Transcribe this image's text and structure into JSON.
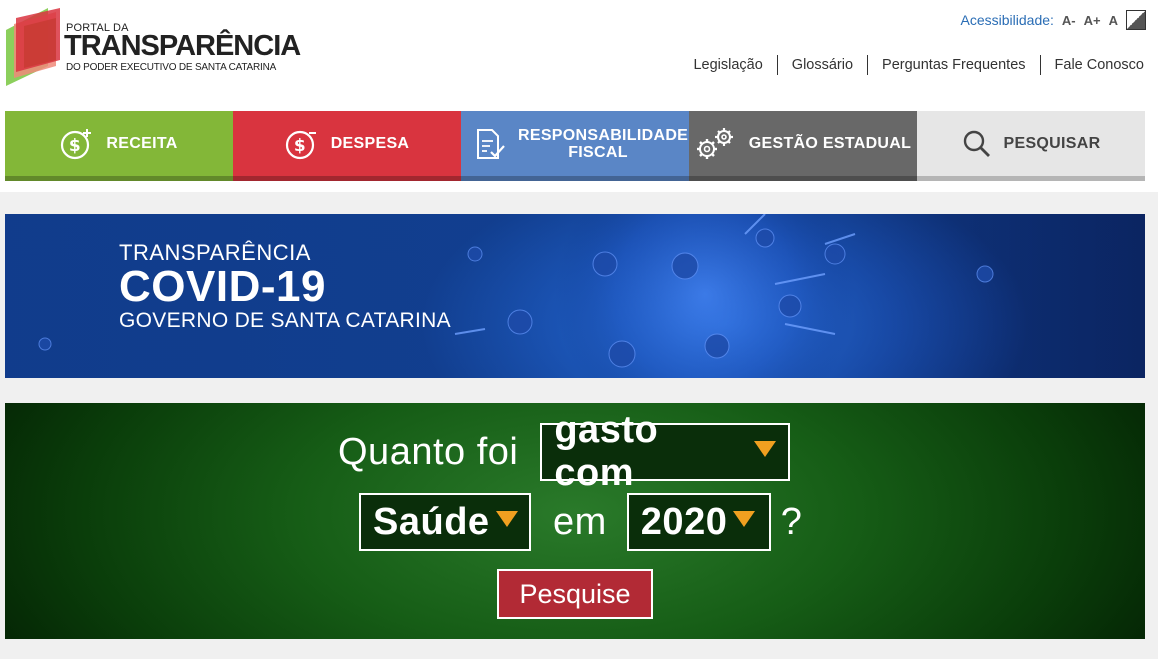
{
  "logo": {
    "line1": "PORTAL DA",
    "line2": "TRANSPARÊNCIA",
    "line3": "DO PODER EXECUTIVO DE SANTA CATARINA"
  },
  "accessibility": {
    "label": "Acessibilidade:",
    "decrease": "A-",
    "increase": "A+",
    "reset": "A",
    "contrast_icon": "contrast-icon"
  },
  "top_links": [
    "Legislação",
    "Glossário",
    "Perguntas Frequentes",
    "Fale Conosco"
  ],
  "nav": [
    {
      "label": "RECEITA",
      "icon": "dollar-plus-icon",
      "color": "#83b738"
    },
    {
      "label": "DESPESA",
      "icon": "dollar-minus-icon",
      "color": "#d9343f"
    },
    {
      "label": "RESPONSABILIDADE FISCAL",
      "icon": "document-check-icon",
      "color": "#5a86c6"
    },
    {
      "label": "GESTÃO ESTADUAL",
      "icon": "gears-icon",
      "color": "#686868"
    },
    {
      "label": "PESQUISAR",
      "icon": "search-icon",
      "color": "#e6e6e6"
    }
  ],
  "banner": {
    "line1": "TRANSPARÊNCIA",
    "line2": "COVID-19",
    "line3": "GOVERNO DE SANTA CATARINA"
  },
  "query": {
    "prefix": "Quanto foi",
    "type_value": "gasto com",
    "area_value": "Saúde",
    "connector": "em",
    "year_value": "2020",
    "suffix": "?",
    "button": "Pesquise",
    "accent_color": "#f0a020"
  }
}
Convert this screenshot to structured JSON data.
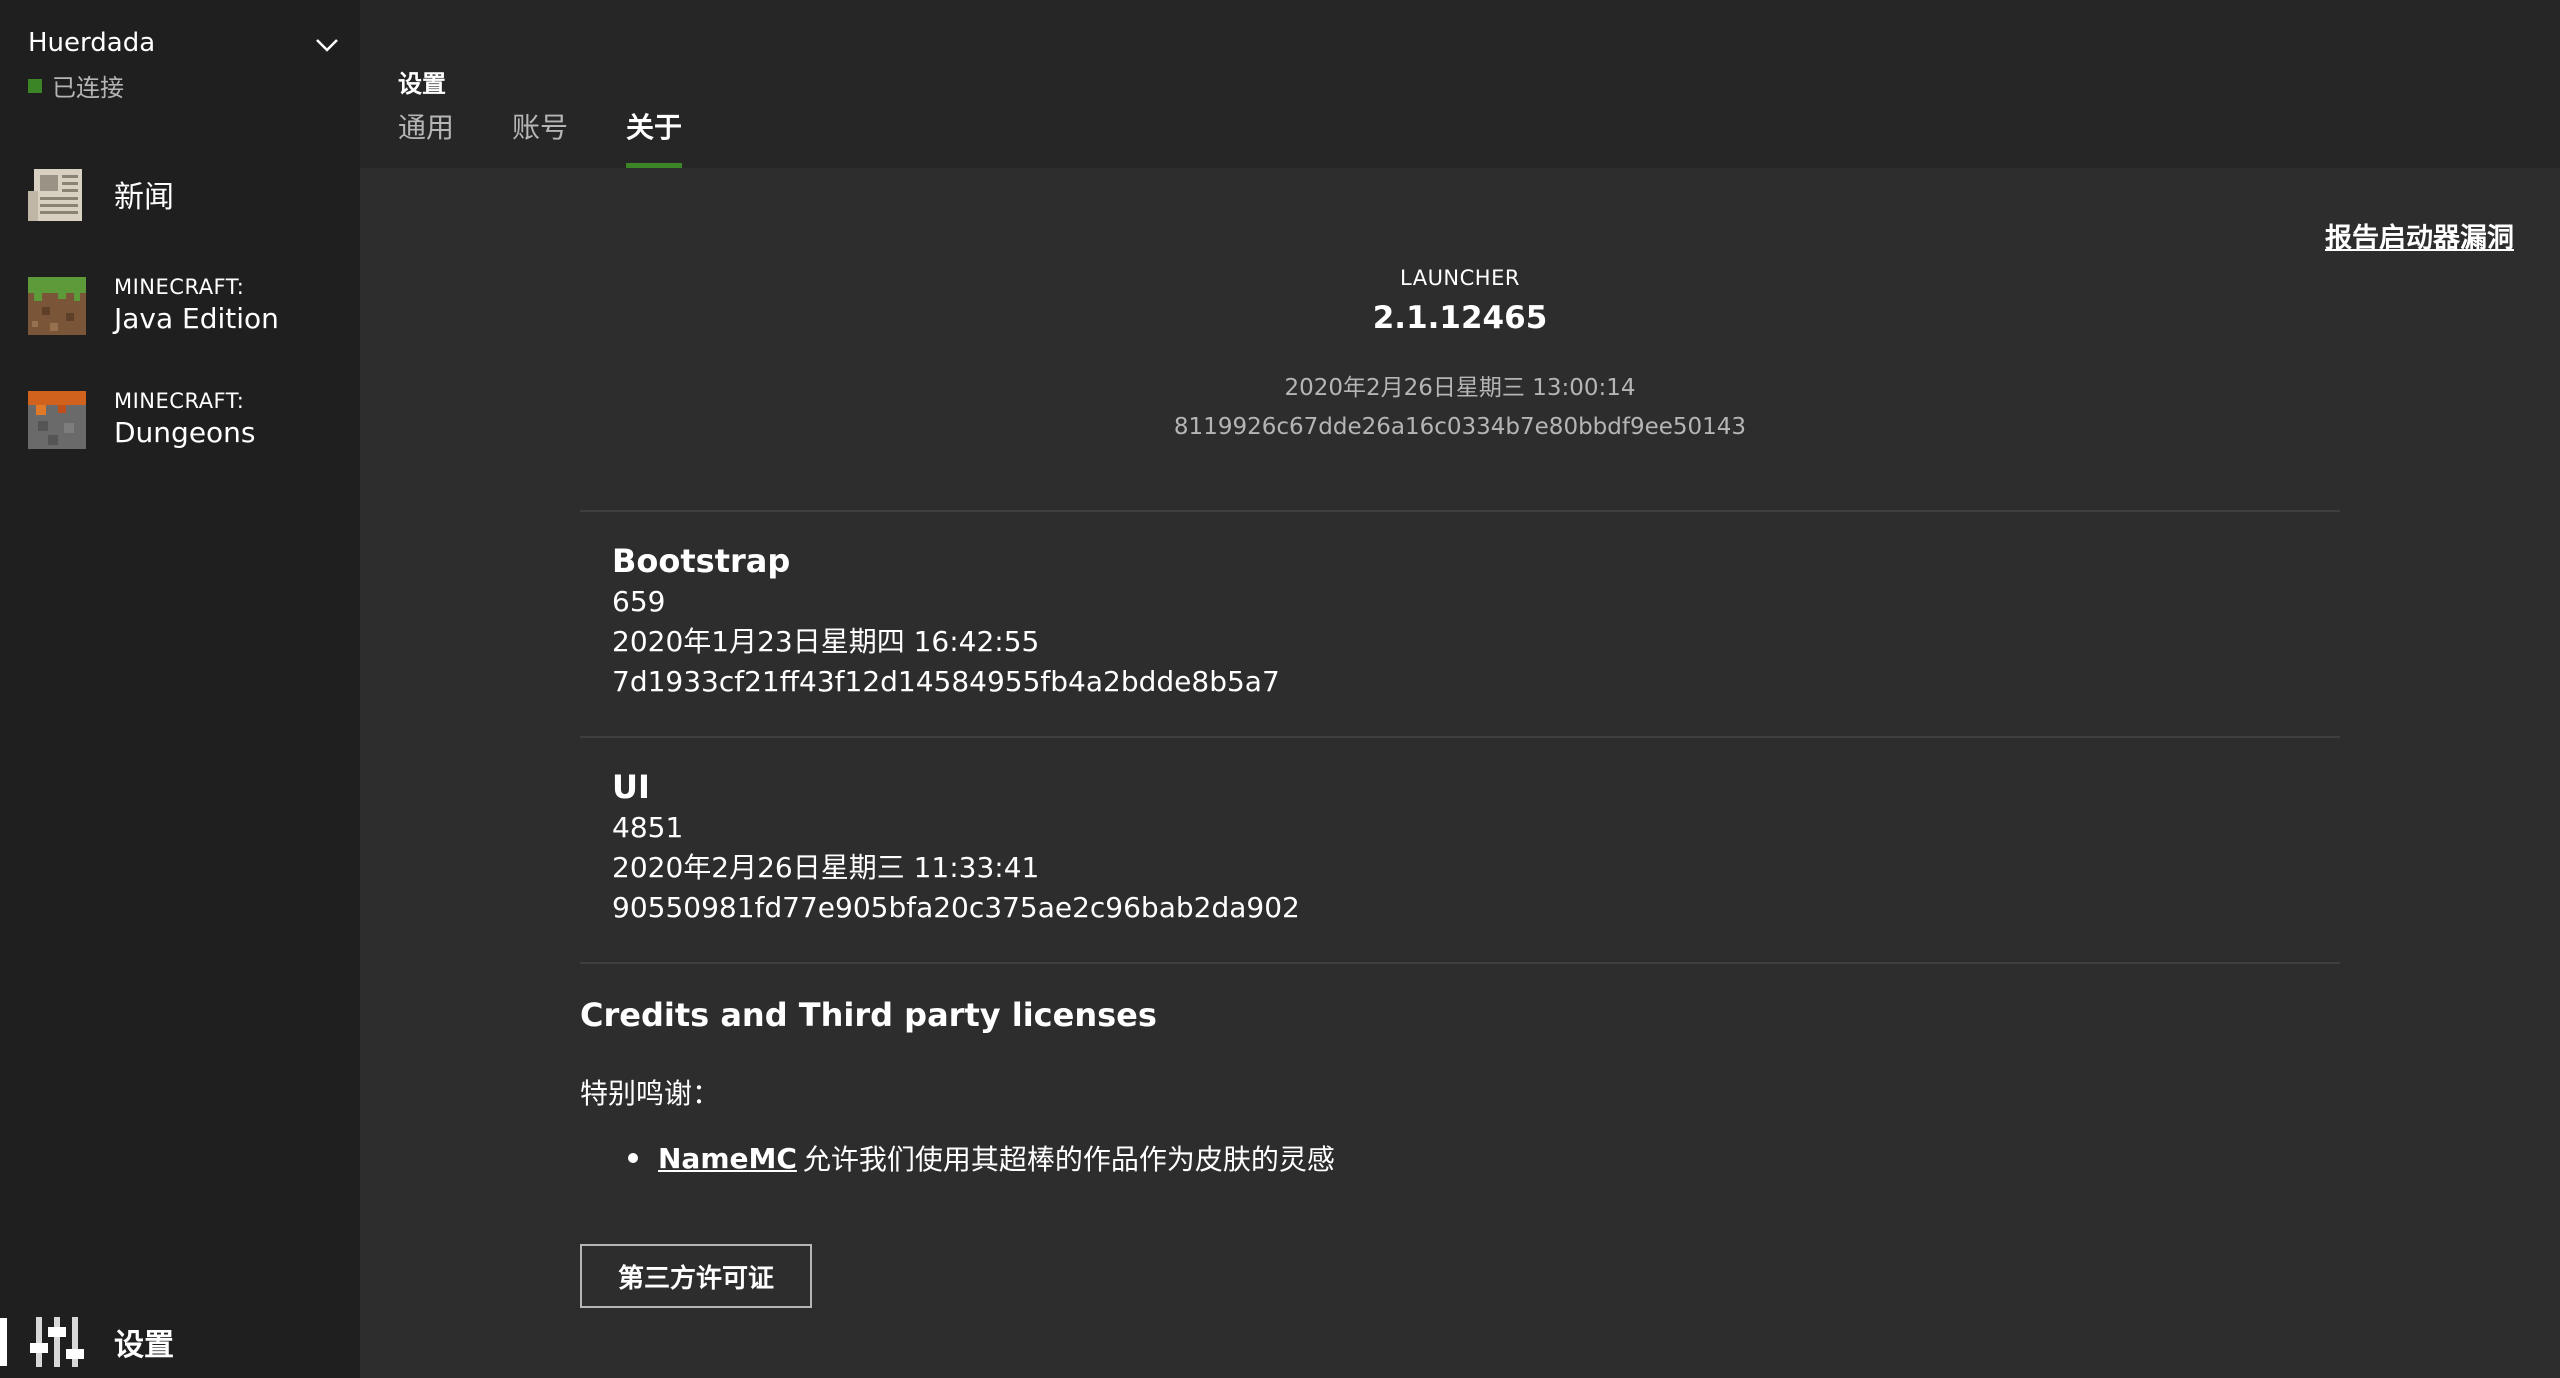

▶ OBJECTIVE
Reproduce every line of the listing above in which the string "icon" appears.

▶ RESPONSE
    "contrast_icon": "contrast-icon"
      "icon": "dollar-plus-icon",
      "icon": "dollar-minus-icon",
      "icon": "document-check-icon",
      "icon": "gears-icon",
      "icon": "search-icon",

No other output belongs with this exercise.